Check every line below for the word "title" and copy each one that has it.

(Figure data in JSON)
*-*-*

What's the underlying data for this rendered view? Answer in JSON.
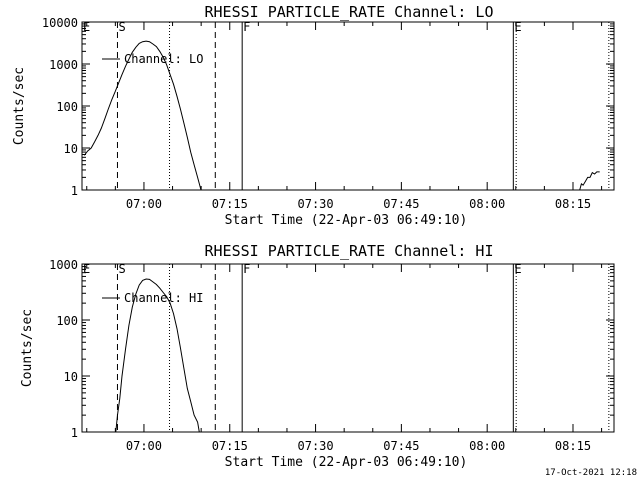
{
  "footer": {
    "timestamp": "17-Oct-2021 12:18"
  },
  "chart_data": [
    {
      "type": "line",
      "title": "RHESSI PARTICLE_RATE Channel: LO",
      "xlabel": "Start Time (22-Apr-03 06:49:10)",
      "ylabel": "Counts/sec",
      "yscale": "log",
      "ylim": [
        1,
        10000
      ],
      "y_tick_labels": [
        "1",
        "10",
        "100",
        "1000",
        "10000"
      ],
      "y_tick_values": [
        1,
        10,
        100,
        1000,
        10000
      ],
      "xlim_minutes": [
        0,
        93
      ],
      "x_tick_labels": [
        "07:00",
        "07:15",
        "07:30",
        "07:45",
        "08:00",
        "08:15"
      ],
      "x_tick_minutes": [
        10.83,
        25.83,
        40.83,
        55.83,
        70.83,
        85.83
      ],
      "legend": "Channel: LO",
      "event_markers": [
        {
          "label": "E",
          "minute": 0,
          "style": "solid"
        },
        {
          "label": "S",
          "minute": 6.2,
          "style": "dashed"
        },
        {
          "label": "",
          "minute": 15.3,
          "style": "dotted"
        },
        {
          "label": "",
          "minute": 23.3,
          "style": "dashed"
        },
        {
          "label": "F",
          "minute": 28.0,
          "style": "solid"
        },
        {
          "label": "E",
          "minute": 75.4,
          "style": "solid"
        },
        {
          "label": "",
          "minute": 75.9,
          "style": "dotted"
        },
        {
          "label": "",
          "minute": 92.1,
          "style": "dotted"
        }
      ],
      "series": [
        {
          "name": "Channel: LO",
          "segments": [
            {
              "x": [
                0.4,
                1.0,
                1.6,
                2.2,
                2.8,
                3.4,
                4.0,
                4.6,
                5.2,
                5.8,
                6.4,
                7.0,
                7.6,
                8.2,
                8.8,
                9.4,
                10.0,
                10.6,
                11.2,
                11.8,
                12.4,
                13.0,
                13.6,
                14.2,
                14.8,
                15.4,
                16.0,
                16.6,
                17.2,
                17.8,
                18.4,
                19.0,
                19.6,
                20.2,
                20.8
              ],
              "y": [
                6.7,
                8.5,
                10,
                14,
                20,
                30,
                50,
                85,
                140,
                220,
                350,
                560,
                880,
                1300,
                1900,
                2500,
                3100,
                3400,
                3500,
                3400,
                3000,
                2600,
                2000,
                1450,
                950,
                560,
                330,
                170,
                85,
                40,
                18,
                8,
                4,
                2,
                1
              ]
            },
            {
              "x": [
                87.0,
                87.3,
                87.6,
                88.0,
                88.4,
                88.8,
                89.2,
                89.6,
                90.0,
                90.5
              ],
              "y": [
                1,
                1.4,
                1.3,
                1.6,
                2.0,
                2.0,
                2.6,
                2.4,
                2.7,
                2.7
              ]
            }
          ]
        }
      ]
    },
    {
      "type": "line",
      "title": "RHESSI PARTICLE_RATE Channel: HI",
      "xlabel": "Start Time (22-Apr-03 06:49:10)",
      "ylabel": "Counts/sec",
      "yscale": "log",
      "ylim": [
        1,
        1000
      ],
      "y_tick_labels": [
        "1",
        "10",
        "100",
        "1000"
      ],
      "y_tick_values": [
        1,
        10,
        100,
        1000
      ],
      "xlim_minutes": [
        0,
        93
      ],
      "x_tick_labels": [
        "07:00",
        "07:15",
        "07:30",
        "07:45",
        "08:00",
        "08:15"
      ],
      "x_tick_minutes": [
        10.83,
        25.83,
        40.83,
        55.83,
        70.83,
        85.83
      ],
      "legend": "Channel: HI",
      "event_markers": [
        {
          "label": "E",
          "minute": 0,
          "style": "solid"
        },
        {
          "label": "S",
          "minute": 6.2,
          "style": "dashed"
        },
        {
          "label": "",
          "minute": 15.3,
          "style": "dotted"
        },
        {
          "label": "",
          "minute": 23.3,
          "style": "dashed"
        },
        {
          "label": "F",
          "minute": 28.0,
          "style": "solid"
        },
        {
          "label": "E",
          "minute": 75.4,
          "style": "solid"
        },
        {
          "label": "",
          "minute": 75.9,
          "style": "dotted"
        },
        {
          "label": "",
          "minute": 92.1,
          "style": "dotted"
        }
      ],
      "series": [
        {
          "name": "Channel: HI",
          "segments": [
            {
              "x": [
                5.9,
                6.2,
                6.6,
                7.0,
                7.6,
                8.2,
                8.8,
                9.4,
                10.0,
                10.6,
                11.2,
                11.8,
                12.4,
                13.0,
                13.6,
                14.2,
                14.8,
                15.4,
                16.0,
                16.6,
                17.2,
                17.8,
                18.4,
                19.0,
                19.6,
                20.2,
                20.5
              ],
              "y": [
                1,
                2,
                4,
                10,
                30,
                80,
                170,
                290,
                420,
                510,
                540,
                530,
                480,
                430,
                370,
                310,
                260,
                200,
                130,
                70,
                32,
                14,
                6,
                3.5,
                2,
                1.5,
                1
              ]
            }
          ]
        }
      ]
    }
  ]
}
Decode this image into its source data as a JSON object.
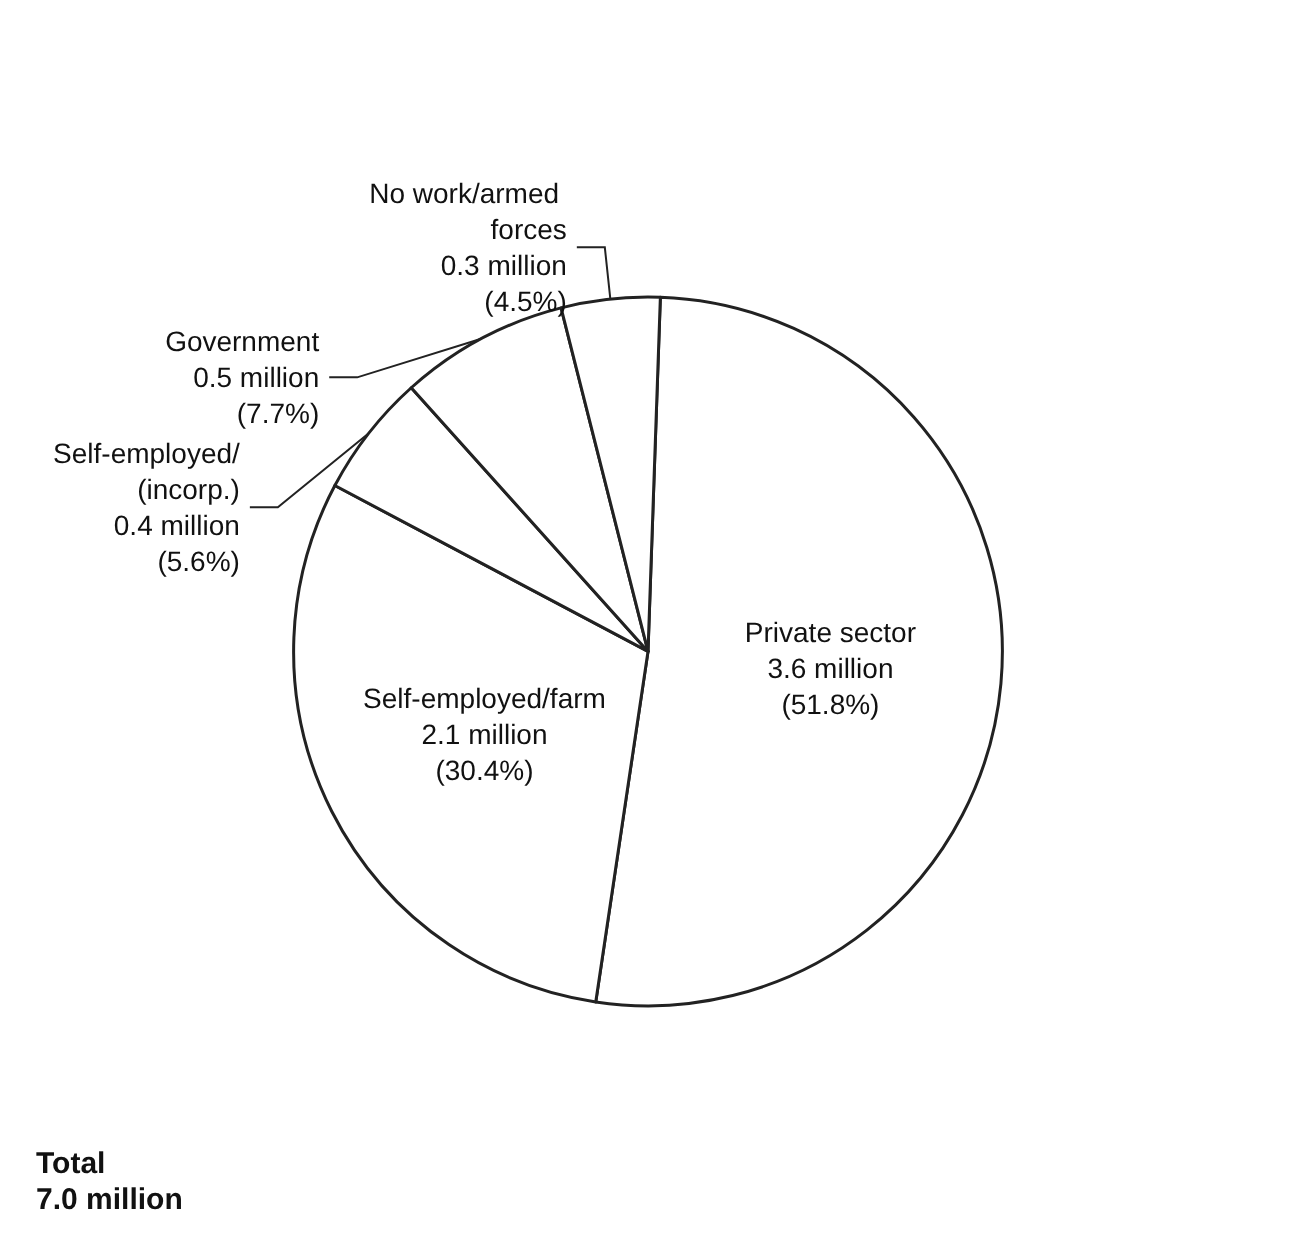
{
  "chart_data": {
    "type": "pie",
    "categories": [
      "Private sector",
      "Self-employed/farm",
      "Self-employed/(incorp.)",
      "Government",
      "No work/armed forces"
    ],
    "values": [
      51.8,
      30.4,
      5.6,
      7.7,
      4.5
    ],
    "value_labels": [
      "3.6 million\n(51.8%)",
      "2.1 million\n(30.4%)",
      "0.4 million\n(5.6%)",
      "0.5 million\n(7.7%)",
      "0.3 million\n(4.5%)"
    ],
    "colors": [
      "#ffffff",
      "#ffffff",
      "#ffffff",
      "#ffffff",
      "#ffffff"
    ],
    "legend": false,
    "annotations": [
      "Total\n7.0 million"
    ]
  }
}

*-*-*

The output -
      "title": "RHESSI PARTICLE_RATE Channel: LO",
      "title": "RHESSI PARTICLE_RATE Channel: HI",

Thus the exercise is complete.